#### SHORT TASK
Identify the lines bearing the string "перові" and gather them.

[BEGIN]

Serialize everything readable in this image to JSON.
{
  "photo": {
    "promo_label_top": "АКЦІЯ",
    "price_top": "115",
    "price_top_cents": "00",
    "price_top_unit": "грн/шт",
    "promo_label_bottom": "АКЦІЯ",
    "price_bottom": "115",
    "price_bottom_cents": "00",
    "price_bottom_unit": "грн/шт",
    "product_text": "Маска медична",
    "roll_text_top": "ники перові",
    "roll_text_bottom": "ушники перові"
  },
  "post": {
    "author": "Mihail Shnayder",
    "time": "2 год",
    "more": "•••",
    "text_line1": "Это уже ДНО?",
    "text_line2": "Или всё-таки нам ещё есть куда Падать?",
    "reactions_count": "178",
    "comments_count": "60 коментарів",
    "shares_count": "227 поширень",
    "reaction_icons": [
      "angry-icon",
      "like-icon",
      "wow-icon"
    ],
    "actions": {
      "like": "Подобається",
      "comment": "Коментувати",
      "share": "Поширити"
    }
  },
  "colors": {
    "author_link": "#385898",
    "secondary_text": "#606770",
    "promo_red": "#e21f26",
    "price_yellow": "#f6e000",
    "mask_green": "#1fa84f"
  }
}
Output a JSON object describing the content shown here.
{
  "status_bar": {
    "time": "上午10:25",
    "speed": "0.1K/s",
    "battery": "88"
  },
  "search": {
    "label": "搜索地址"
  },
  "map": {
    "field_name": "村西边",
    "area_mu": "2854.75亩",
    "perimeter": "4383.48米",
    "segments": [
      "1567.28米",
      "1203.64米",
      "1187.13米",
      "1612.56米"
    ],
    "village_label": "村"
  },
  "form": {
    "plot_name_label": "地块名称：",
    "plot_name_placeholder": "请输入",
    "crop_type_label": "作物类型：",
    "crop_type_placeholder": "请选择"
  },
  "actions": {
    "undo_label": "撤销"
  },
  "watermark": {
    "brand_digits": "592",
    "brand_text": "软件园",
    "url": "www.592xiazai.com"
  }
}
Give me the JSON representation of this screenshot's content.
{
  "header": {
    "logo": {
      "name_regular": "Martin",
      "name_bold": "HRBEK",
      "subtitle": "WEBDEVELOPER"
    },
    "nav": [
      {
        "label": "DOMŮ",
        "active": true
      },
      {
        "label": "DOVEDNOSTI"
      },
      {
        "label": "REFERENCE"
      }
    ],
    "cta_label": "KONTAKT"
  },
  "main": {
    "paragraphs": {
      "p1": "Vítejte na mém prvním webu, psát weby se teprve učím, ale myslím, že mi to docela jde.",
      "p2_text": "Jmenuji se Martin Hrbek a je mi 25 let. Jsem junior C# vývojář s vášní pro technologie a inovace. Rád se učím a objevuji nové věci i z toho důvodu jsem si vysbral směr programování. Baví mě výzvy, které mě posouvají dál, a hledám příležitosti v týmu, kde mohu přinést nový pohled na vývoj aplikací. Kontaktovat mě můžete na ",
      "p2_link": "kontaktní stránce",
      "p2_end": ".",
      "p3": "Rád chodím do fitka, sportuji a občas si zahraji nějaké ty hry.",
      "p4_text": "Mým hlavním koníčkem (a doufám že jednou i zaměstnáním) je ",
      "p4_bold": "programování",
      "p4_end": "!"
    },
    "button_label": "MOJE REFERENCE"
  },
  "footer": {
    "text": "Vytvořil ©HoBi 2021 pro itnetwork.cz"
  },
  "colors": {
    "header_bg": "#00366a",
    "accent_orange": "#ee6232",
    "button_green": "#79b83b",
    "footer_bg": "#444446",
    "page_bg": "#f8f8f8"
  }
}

[END]

#### OUTPUT OF THE TASK
    "roll_text_top": "ники перові",
    "roll_text_bottom": "ушники перові"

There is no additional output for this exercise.